> _WHAT NEEDS TO BE DONE_: Write the entries below out again exactly; any picture in them stays out.

━━━━

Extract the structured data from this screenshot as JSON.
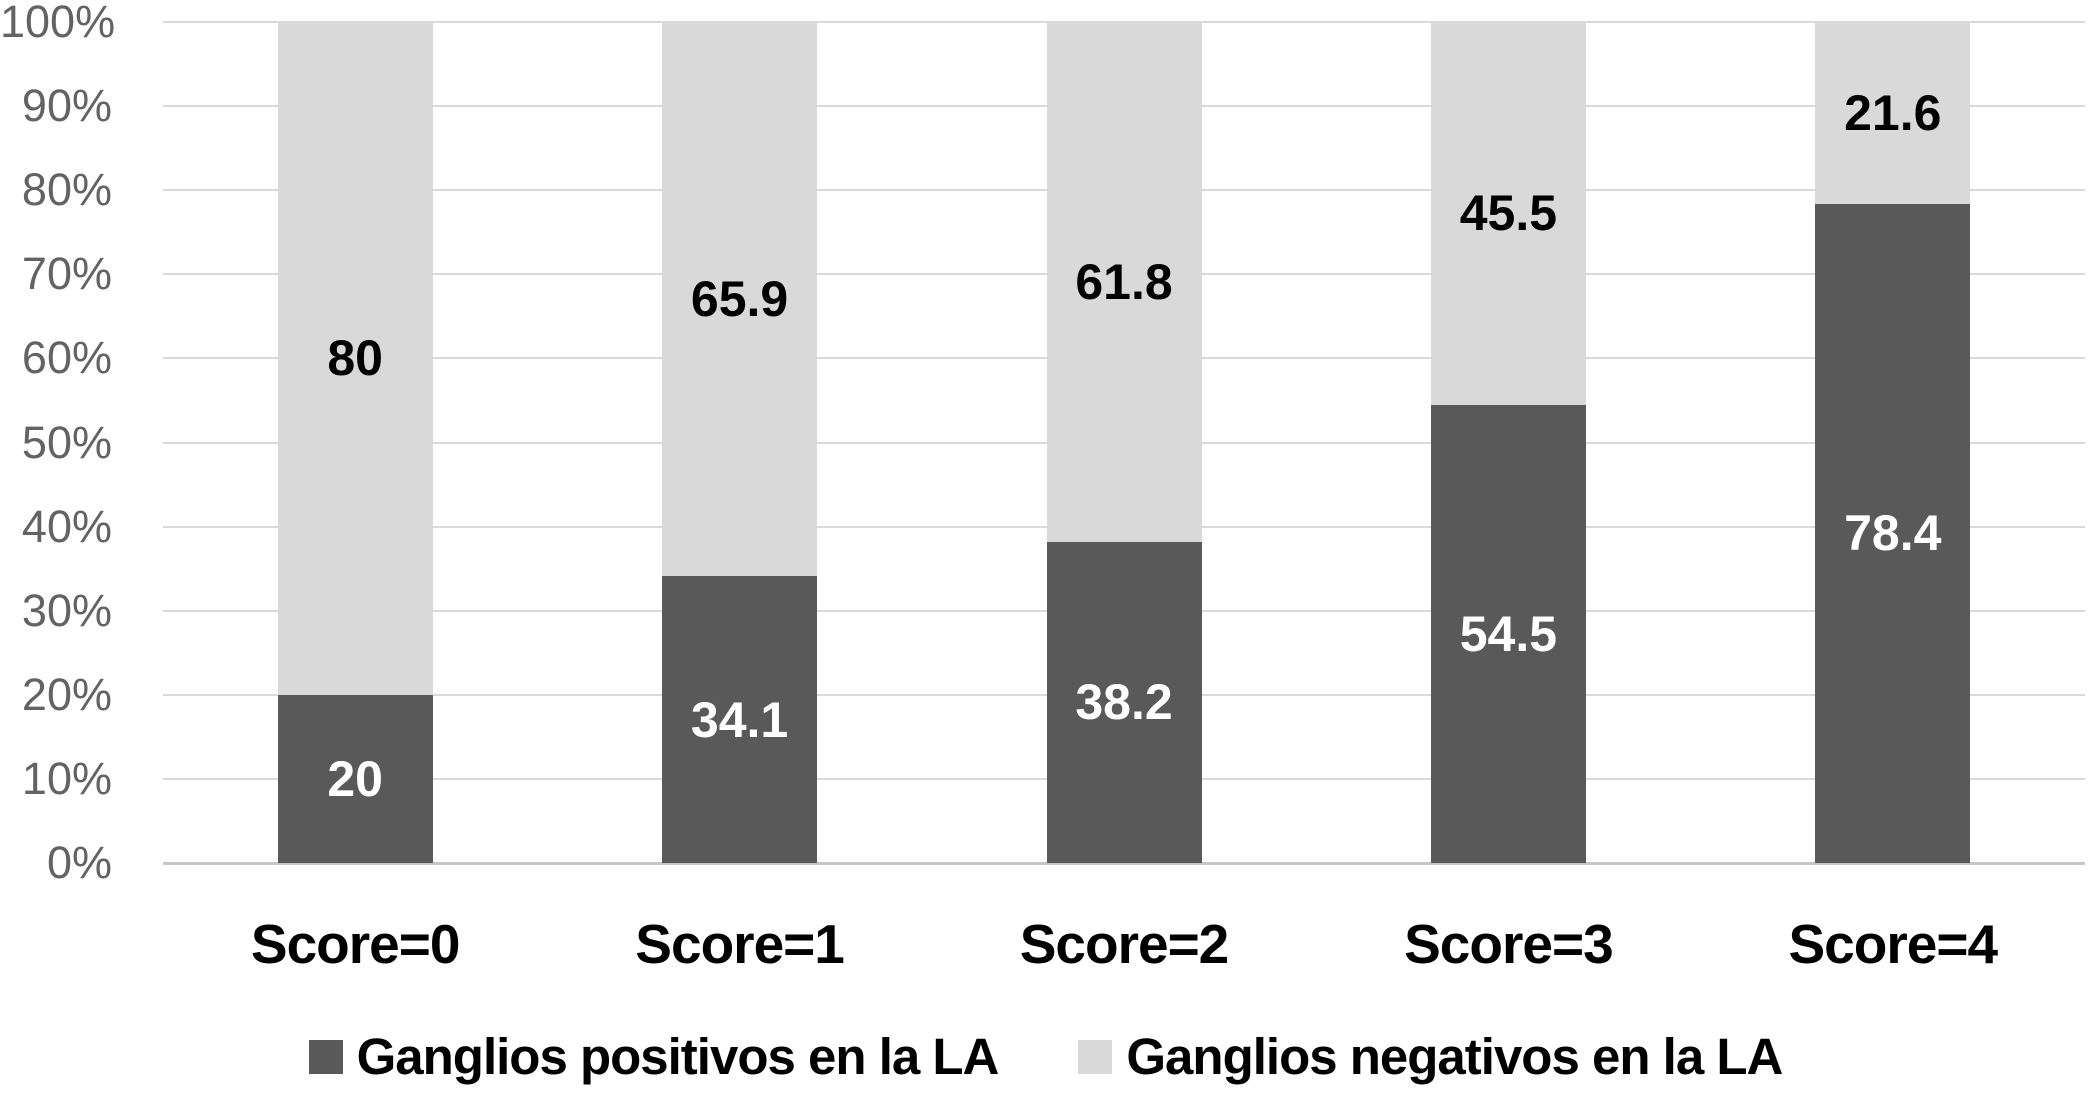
{
  "chart_data": {
    "type": "bar",
    "variant": "stacked-100-percent-column",
    "title": "",
    "categories": [
      "Score=0",
      "Score=1",
      "Score=2",
      "Score=3",
      "Score=4"
    ],
    "series": [
      {
        "name": "Ganglios positivos en la LA",
        "color": "#595959",
        "label_color": "#ffffff",
        "values": [
          20,
          34.1,
          38.2,
          54.5,
          78.4
        ],
        "labels": [
          "20",
          "34.1",
          "38.2",
          "54.5",
          "78.4"
        ]
      },
      {
        "name": "Ganglios negativos en la LA",
        "color": "#d9d9d9",
        "label_color": "#000000",
        "values": [
          80,
          65.9,
          61.8,
          45.5,
          21.6
        ],
        "labels": [
          "80",
          "65.9",
          "61.8",
          "45.5",
          "21.6"
        ]
      }
    ],
    "y_axis": {
      "ticks": [
        "0%",
        "10%",
        "20%",
        "30%",
        "40%",
        "50%",
        "60%",
        "70%",
        "80%",
        "90%",
        "100%"
      ],
      "min": 0,
      "max": 100,
      "tick_color": "#636363"
    },
    "grid": true,
    "gridline_color": "#d9d9d9",
    "axis_line_color": "#c6c6c6",
    "background": "#ffffff",
    "legend_position": "bottom"
  }
}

━━━━

> _EXPECTED ANSWER_:
Extract the structured data from this screenshot as JSON.
{
  "chart_data": {
    "type": "bar",
    "variant": "stacked-100-percent-column",
    "title": "",
    "categories": [
      "Score=0",
      "Score=1",
      "Score=2",
      "Score=3",
      "Score=4"
    ],
    "series": [
      {
        "name": "Ganglios positivos en la LA",
        "color": "#595959",
        "label_color": "#ffffff",
        "values": [
          20,
          34.1,
          38.2,
          54.5,
          78.4
        ],
        "labels": [
          "20",
          "34.1",
          "38.2",
          "54.5",
          "78.4"
        ]
      },
      {
        "name": "Ganglios negativos en la LA",
        "color": "#d9d9d9",
        "label_color": "#000000",
        "values": [
          80,
          65.9,
          61.8,
          45.5,
          21.6
        ],
        "labels": [
          "80",
          "65.9",
          "61.8",
          "45.5",
          "21.6"
        ]
      }
    ],
    "y_axis": {
      "ticks": [
        "0%",
        "10%",
        "20%",
        "30%",
        "40%",
        "50%",
        "60%",
        "70%",
        "80%",
        "90%",
        "100%"
      ],
      "min": 0,
      "max": 100,
      "tick_color": "#636363"
    },
    "grid": true,
    "gridline_color": "#d9d9d9",
    "axis_line_color": "#c6c6c6",
    "background": "#ffffff",
    "legend_position": "bottom"
  }
}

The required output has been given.